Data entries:
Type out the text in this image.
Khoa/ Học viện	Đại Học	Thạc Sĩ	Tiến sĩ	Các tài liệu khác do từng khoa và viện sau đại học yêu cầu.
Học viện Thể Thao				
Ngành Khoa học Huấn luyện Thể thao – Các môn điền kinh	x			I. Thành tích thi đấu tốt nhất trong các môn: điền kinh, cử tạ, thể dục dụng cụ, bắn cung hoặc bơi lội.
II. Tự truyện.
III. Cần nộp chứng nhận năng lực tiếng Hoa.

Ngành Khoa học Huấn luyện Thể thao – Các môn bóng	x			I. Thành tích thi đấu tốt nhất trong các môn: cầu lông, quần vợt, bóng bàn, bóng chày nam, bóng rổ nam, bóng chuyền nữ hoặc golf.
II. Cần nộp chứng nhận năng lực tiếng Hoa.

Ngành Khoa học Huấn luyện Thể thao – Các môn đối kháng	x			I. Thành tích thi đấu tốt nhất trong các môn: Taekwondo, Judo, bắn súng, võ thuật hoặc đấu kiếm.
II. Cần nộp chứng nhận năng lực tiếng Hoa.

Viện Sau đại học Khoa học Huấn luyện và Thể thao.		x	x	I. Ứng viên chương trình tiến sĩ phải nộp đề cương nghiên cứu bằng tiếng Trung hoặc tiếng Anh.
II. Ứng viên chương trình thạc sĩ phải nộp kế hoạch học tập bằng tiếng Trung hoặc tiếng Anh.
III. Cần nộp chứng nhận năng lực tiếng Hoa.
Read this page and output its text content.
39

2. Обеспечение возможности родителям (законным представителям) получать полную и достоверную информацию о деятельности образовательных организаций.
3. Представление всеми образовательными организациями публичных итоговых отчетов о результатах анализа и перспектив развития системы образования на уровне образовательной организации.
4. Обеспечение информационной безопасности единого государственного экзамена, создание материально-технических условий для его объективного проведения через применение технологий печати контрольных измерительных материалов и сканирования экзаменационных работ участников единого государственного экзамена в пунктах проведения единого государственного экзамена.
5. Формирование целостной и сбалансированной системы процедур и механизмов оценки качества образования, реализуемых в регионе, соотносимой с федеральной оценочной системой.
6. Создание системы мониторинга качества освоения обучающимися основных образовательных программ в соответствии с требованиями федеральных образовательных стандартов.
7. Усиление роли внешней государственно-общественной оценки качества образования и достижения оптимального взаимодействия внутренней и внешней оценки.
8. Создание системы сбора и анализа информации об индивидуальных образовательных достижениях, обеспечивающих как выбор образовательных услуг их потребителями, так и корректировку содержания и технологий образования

OBJECTIVE. Pull out each line of the entries that contains "Trung".

SOLUTION.
Viện Sau đại học Khoa học Huấn luyện và Thể thao.		x	x	I. Ứng viên chương trình tiến sĩ phải nộp đề cương nghiên cứu bằng tiếng Trung hoặc tiếng Anh.
II. Ứng viên chương trình thạc sĩ phải nộp kế hoạch học tập bằng tiếng Trung hoặc tiếng Anh.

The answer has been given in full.